§ Énoncé écrit A: Relevez tous les noms de personnes cités dans l'extrait ci-dessous consacré aux reporters de guerre.
§ Énoncé écrit B: Traduisez en anglais la phrase suivante de l'extrait ci-dessous : « Car la guerre n’est pas seulement faite de tirs d’armes, elle est aussi tout ce qui passe entre les images. »

§ Extrait:
* * * * * * * * *
Les évocations des six reporters sont presque nostalgiques : le sentiment de fraternité et de partage dans les troupes représente un souvenir précieux. Partager la faim, la soif, l’attente, le lot quotidien des tensions face au vide et au guet. Car la guerre n’est pas seulement faite de tirs d’armes, elle est aussi tout ce qui passe entre les images. Elle est aussi composée de longs moments d’attente et d’une certaine communion dans cette expérience, humaine malgré tout. On pourrait penser en les écoutant que ce qui les trouble le plus n’est pas la mort qu’ils affrontent, mais la vie dans son intense et bouleversante fragilité.

Pour chapitrer les récits des reporters, des interludes sont formés par des images saturées de silhouettes d’hommes au maquis, ralenties comme pour montrer chaque micro-seconde de ces actions, et décomposer cette attente, cette marche inéluctable vers l’ennemi. Quels sont les risques dans cette quête d’images ? Loin d’être seulement des documents historiques, elles impliquent toujours ceux qui les prennent. Elles trouvent leur sens à travers le regard de chaque photographe. Les clichés de Jean Péraud, mort à 29 ans, sont des condensés intenses d’hommes au combat. Pierre Schoendoerffer qui était son compagnon d’armes dira de lui qu’« il s’est évaporé comme un nuage ». Mireille pose la question de la beauté : comment voir de la beauté dans toute cette fumée ? Jean Péraud, pour tous, n’était autre qu’un artiste qui la cherchait, inexorablement.
* * * * * * * * *
§ Enregistrements de données:
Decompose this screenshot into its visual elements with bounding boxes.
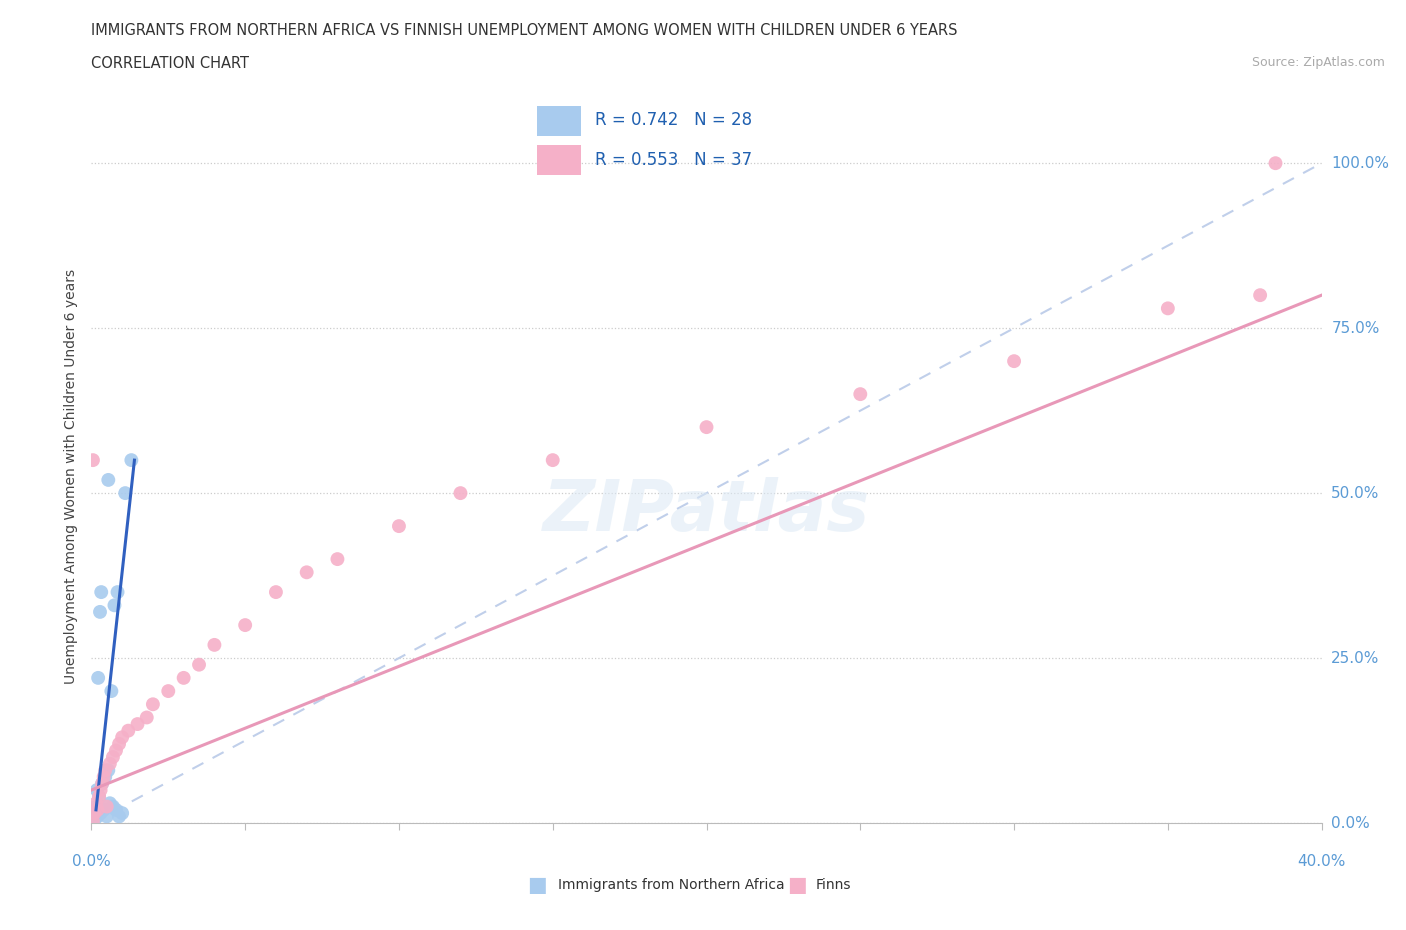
- Text: 100.0%: 100.0%: [1331, 155, 1389, 171]
- Point: [98, 796, 121, 811]
- Point: [111, 805, 134, 820]
- Bar: [537, 106, 581, 136]
- Point: [105, 803, 127, 817]
- Point: [86, 809, 108, 824]
- Point: [295, 565, 318, 579]
- Text: Source: ZipAtlas.com: Source: ZipAtlas.com: [1251, 56, 1385, 69]
- Point: [96, 799, 118, 814]
- Point: [695, 419, 717, 434]
- Text: IMMIGRANTS FROM NORTHERN AFRICA VS FINNISH UNEMPLOYMENT AMONG WOMEN WITH CHILDRE: IMMIGRANTS FROM NORTHERN AFRICA VS FINNI…: [91, 23, 957, 38]
- Text: 40.0%: 40.0%: [1298, 854, 1346, 869]
- Point: [1002, 353, 1025, 368]
- Point: [87, 671, 110, 685]
- Text: CORRELATION CHART: CORRELATION CHART: [91, 56, 249, 71]
- Point: [98, 756, 121, 771]
- Point: [103, 598, 125, 613]
- Point: [83, 812, 105, 827]
- Point: [111, 730, 134, 745]
- Point: [101, 799, 124, 814]
- Point: [83, 810, 105, 825]
- Point: [82, 453, 104, 468]
- Text: Immigrants from Northern Africa: Immigrants from Northern Africa: [558, 878, 785, 893]
- Text: 25.0%: 25.0%: [1331, 651, 1379, 666]
- Text: R = 0.742   N = 28: R = 0.742 N = 28: [595, 112, 752, 129]
- Point: [96, 809, 118, 824]
- Point: [89, 604, 111, 619]
- Point: [82, 814, 104, 829]
- Text: 0.0%: 0.0%: [72, 854, 111, 869]
- Point: [1249, 287, 1271, 302]
- Point: [93, 769, 115, 784]
- Point: [87, 790, 110, 804]
- Point: [86, 783, 108, 798]
- Point: [117, 724, 139, 738]
- Text: 50.0%: 50.0%: [1331, 485, 1379, 500]
- Point: [94, 763, 117, 777]
- Point: [127, 717, 149, 732]
- Point: [84, 799, 107, 814]
- Text: 75.0%: 75.0%: [1331, 321, 1379, 336]
- Point: [94, 769, 117, 784]
- Point: [1264, 155, 1286, 170]
- Point: [90, 783, 112, 798]
- Point: [90, 585, 112, 600]
- Point: [83, 805, 105, 820]
- Point: [82, 814, 104, 829]
- Text: R = 0.553   N = 37: R = 0.553 N = 37: [595, 152, 752, 169]
- Point: [97, 763, 120, 777]
- Point: [97, 472, 120, 487]
- Point: [86, 803, 108, 817]
- Point: [105, 743, 127, 758]
- Point: [87, 790, 110, 804]
- Point: [120, 453, 142, 468]
- Point: [388, 519, 411, 534]
- Point: [173, 671, 195, 685]
- Point: [135, 710, 157, 724]
- Text: 0.0%: 0.0%: [1331, 816, 1369, 830]
- Point: [233, 618, 256, 632]
- Point: [449, 485, 471, 500]
- Text: Finns: Finns: [815, 878, 851, 893]
- Bar: [537, 145, 581, 175]
- Point: [101, 750, 124, 764]
- Point: [157, 684, 180, 698]
- Text: ■: ■: [527, 875, 547, 896]
- Point: [188, 658, 211, 672]
- Point: [91, 776, 114, 790]
- Point: [93, 803, 115, 817]
- Point: [264, 585, 287, 600]
- Point: [84, 807, 107, 822]
- Point: [142, 697, 165, 711]
- Point: [326, 551, 349, 566]
- Text: ZIPatlas: ZIPatlas: [543, 477, 870, 546]
- Text: ■: ■: [787, 875, 807, 896]
- Point: [849, 387, 872, 402]
- Point: [107, 585, 129, 600]
- Point: [541, 453, 564, 468]
- Point: [100, 684, 122, 698]
- Point: [108, 737, 131, 751]
- Point: [108, 809, 131, 824]
- Point: [84, 796, 107, 811]
- Point: [114, 485, 136, 500]
- Point: [91, 776, 114, 790]
- Point: [202, 637, 225, 652]
- Y-axis label: Unemployment Among Women with Children Under 6 years: Unemployment Among Women with Children U…: [65, 269, 79, 684]
- Point: [90, 805, 112, 820]
- Point: [1157, 301, 1180, 316]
* * * * * * * * *
§ Solution rédigée A: Jean Péraud, Pierre Schoendoerffer, Mireille

§ Solution rédigée B: For war is not made up only of gunfire; it is also everything that happens between the images.